What you will do: Without the images, write out all of the following entries exactly.

— Start of Dataset excerpts —

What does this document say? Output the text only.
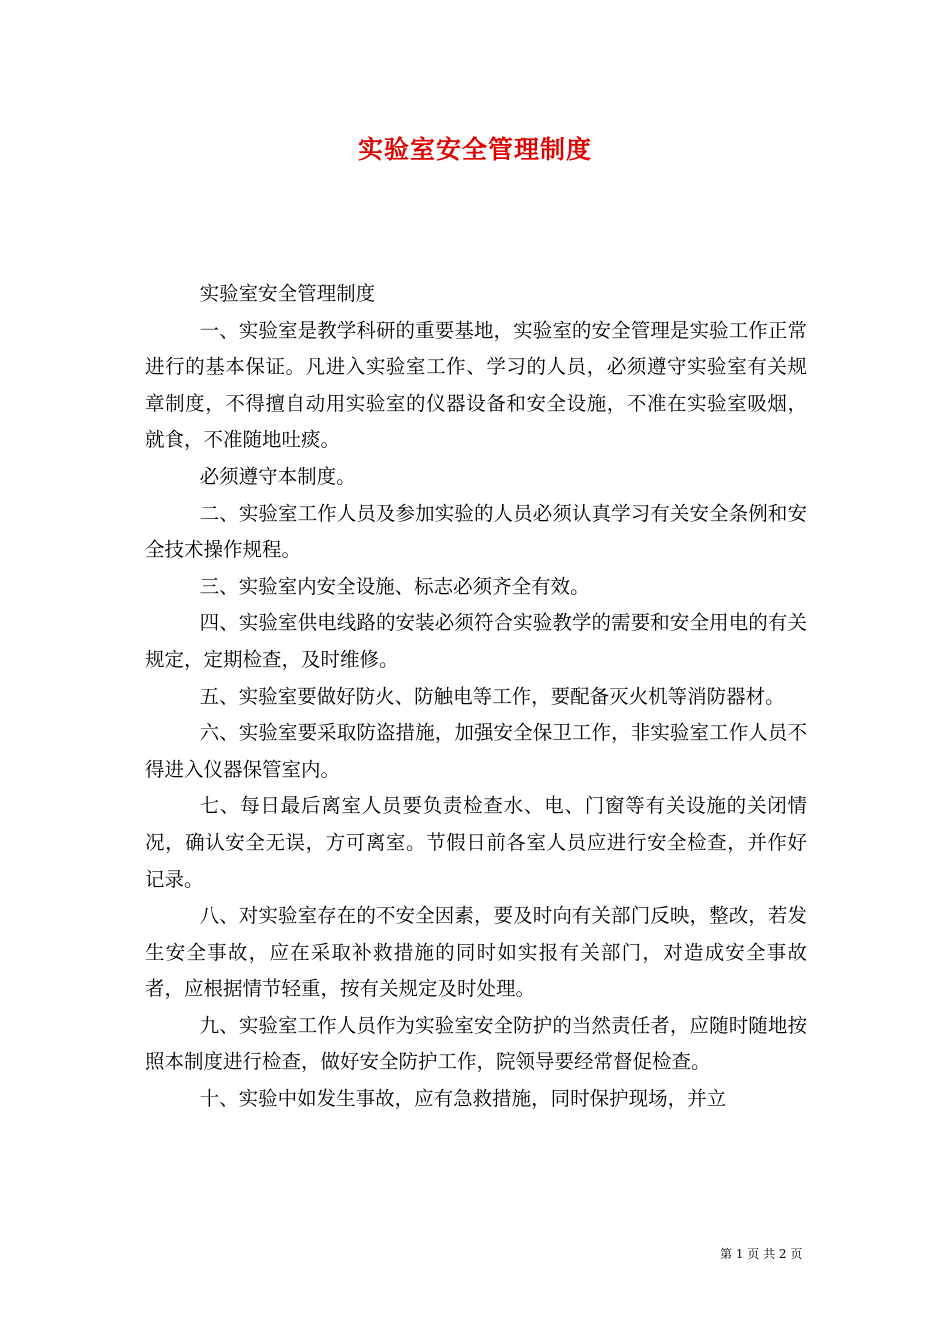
实验室安全管理制度

实验室安全管理制度

一、实验室是教学科研的重要基地，实验室的安全管理是实验工作正常进行的基本保证。凡进入实验室工作、学习的人员，必须遵守实验室有关规章制度，不得擅自动用实验室的仪器设备和安全设施，不准在实验室吸烟，就食，不准随地吐痰。

必须遵守本制度。

二、实验室工作人员及参加实验的人员必须认真学习有关安全条例和安全技术操作规程。

三、实验室内安全设施、标志必须齐全有效。

四、实验室供电线路的安装必须符合实验教学的需要和安全用电的有关规定，定期检查，及时维修。

五、实验室要做好防火、防触电等工作，要配备灭火机等消防器材。

六、实验室要采取防盗措施，加强安全保卫工作，非实验室工作人员不得进入仪器保管室内。

七、每日最后离室人员要负责检查水、电、门窗等有关设施的关闭情况，确认安全无误，方可离室。节假日前各室人员应进行安全检查，并作好记录。

八、对实验室存在的不安全因素，要及时向有关部门反映，整改，若发生安全事故，应在采取补救措施的同时如实报有关部门，对造成安全事故者，应根据情节轻重，按有关规定及时处理。

九、实验室工作人员作为实验室安全防护的当然责任者，应随时随地按照本制度进行检查，做好安全防护工作，院领导要经常督促检查。

十、实验中如发生事故，应有急救措施，同时保护现场，并立

第 1 页 共 2 页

— End of Dataset excerpts —

Task output:
What does this document say? Output the text only.
实验室安全管理制度

实验室安全管理制度

一、实验室是教学科研的重要基地，实验室的安全管理是实验工作正常进行的基本保证。凡进入实验室工作、学习的人员，必须遵守实验室有关规章制度，不得擅自动用实验室的仪器设备和安全设施，不准在实验室吸烟，就食，不准随地吐痰。

必须遵守本制度。

二、实验室工作人员及参加实验的人员必须认真学习有关安全条例和安全技术操作规程。

三、实验室内安全设施、标志必须齐全有效。

四、实验室供电线路的安装必须符合实验教学的需要和安全用电的有关规定，定期检查，及时维修。

五、实验室要做好防火、防触电等工作，要配备灭火机等消防器材。

六、实验室要采取防盗措施，加强安全保卫工作，非实验室工作人员不得进入仪器保管室内。

七、每日最后离室人员要负责检查水、电、门窗等有关设施的关闭情况，确认安全无误，方可离室。节假日前各室人员应进行安全检查，并作好记录。

八、对实验室存在的不安全因素，要及时向有关部门反映，整改，若发生安全事故，应在采取补救措施的同时如实报有关部门，对造成安全事故者，应根据情节轻重，按有关规定及时处理。

九、实验室工作人员作为实验室安全防护的当然责任者，应随时随地按照本制度进行检查，做好安全防护工作，院领导要经常督促检查。

十、实验中如发生事故，应有急救措施，同时保护现场，并立

第 1 页 共 2 页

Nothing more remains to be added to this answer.